───── Provided data

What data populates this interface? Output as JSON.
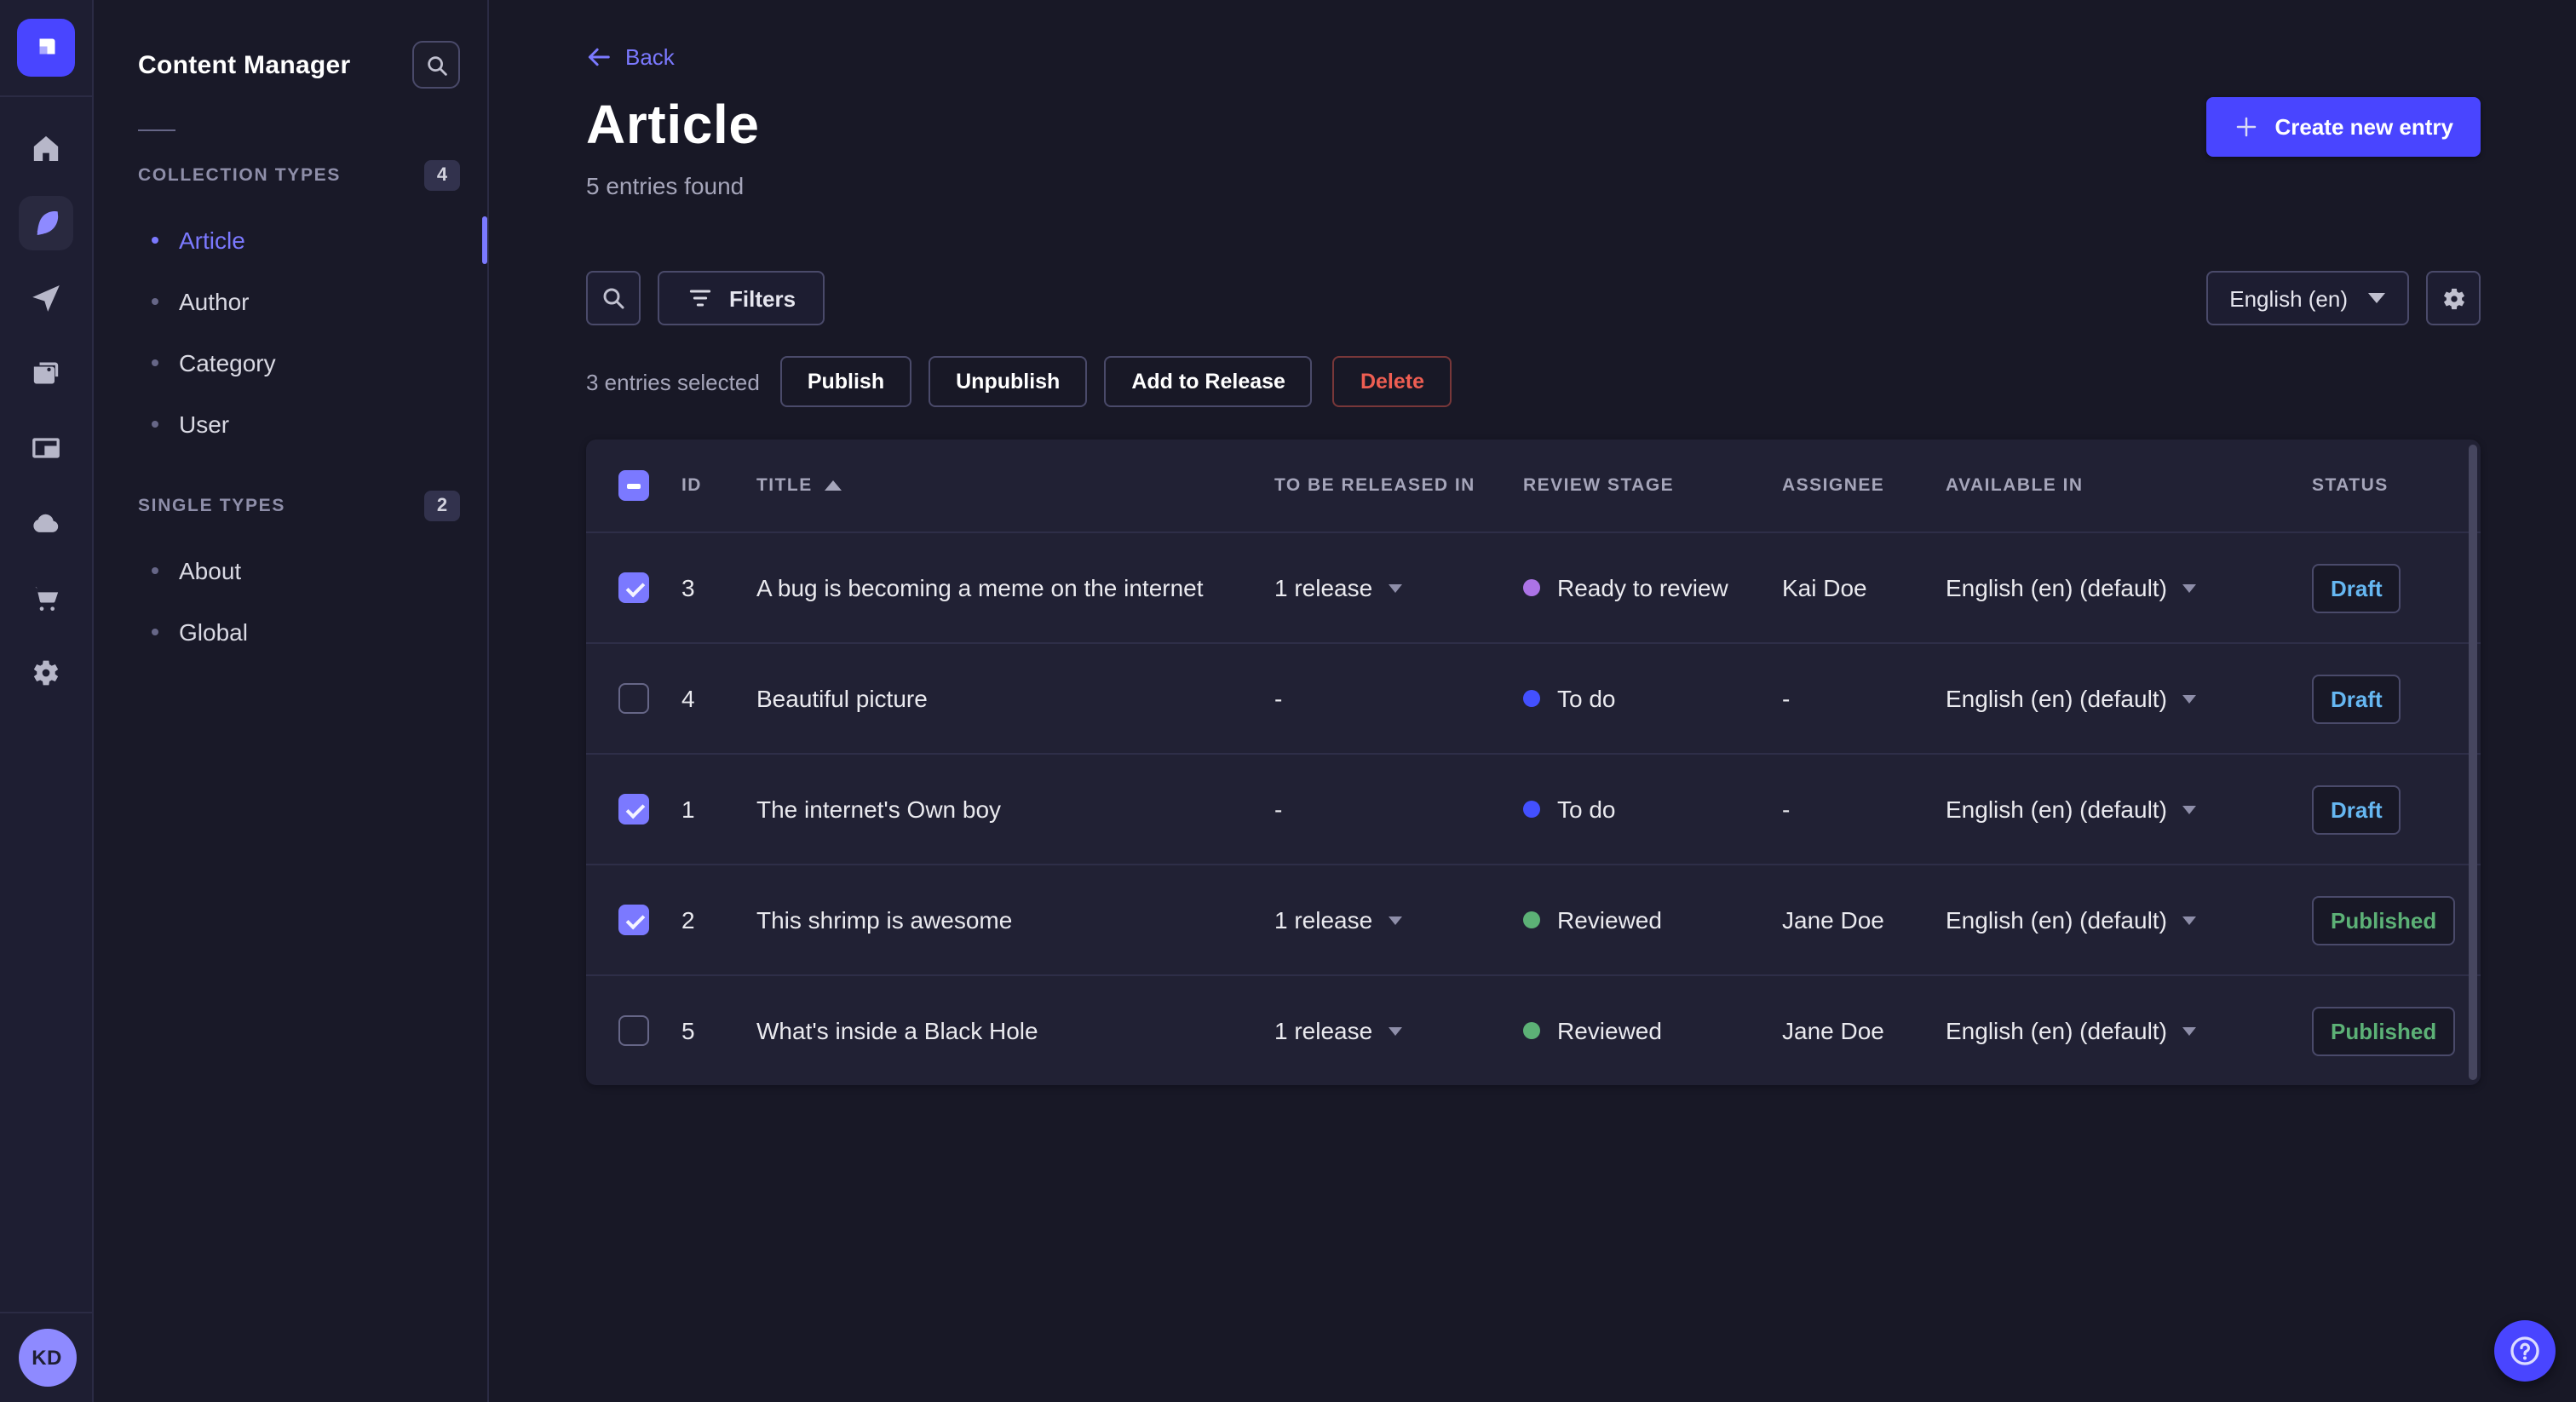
{
  "colors": {
    "primary": "#4945ff",
    "primary_light": "#7b79ff",
    "danger": "#ee5e52",
    "draft": "#66b7f1",
    "published": "#5cb176",
    "card_bg": "#212134",
    "app_bg": "#181826"
  },
  "rail": {
    "logo": "strapi-logo",
    "items": [
      "home",
      "content-manager",
      "releases",
      "media-library",
      "content-type-builder",
      "deploy-cloud",
      "marketplace",
      "settings"
    ],
    "avatar_initials": "KD"
  },
  "subnav": {
    "title": "Content Manager",
    "sections": [
      {
        "label": "COLLECTION TYPES",
        "badge": "4",
        "items": [
          {
            "label": "Article",
            "active": true
          },
          {
            "label": "Author",
            "active": false
          },
          {
            "label": "Category",
            "active": false
          },
          {
            "label": "User",
            "active": false
          }
        ]
      },
      {
        "label": "SINGLE TYPES",
        "badge": "2",
        "items": [
          {
            "label": "About",
            "active": false
          },
          {
            "label": "Global",
            "active": false
          }
        ]
      }
    ]
  },
  "header": {
    "back_label": "Back",
    "title": "Article",
    "subtitle": "5 entries found",
    "create_label": "Create new entry"
  },
  "toolbar": {
    "filters_label": "Filters",
    "locale": "English (en)"
  },
  "selection": {
    "summary": "3 entries selected",
    "publish_label": "Publish",
    "unpublish_label": "Unpublish",
    "add_to_release_label": "Add to Release",
    "delete_label": "Delete"
  },
  "table": {
    "header_checkbox_state": "indeterminate",
    "columns": {
      "id": "ID",
      "title": "TITLE",
      "released": "TO BE RELEASED IN",
      "review": "REVIEW STAGE",
      "assignee": "ASSIGNEE",
      "available": "AVAILABLE IN",
      "status": "STATUS"
    },
    "rows": [
      {
        "selected": true,
        "id": "3",
        "title": "A bug is becoming a meme on the internet",
        "released": "1 release",
        "review_label": "Ready to review",
        "review_color": "#ac73e6",
        "assignee": "Kai Doe",
        "available": "English (en) (default)",
        "status_label": "Draft",
        "status_color": "#66b7f1"
      },
      {
        "selected": false,
        "id": "4",
        "title": "Beautiful picture",
        "released": "-",
        "review_label": "To do",
        "review_color": "#4350ff",
        "assignee": "-",
        "available": "English (en) (default)",
        "status_label": "Draft",
        "status_color": "#66b7f1"
      },
      {
        "selected": true,
        "id": "1",
        "title": "The internet's Own boy",
        "released": "-",
        "review_label": "To do",
        "review_color": "#4350ff",
        "assignee": "-",
        "available": "English (en) (default)",
        "status_label": "Draft",
        "status_color": "#66b7f1"
      },
      {
        "selected": true,
        "id": "2",
        "title": "This shrimp is awesome",
        "released": "1 release",
        "review_label": "Reviewed",
        "review_color": "#5cb176",
        "assignee": "Jane Doe",
        "available": "English (en) (default)",
        "status_label": "Published",
        "status_color": "#5cb176"
      },
      {
        "selected": false,
        "id": "5",
        "title": "What's inside a Black Hole",
        "released": "1 release",
        "review_label": "Reviewed",
        "review_color": "#5cb176",
        "assignee": "Jane Doe",
        "available": "English (en) (default)",
        "status_label": "Published",
        "status_color": "#5cb176"
      }
    ]
  },
  "fab": {
    "icon": "help"
  }
}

──────────

> To be done: Where a line of the material above holds the string "entries", copy that line.

> Result of this exercise:
    "subtitle": "5 entries found",
    "summary": "3 entries selected",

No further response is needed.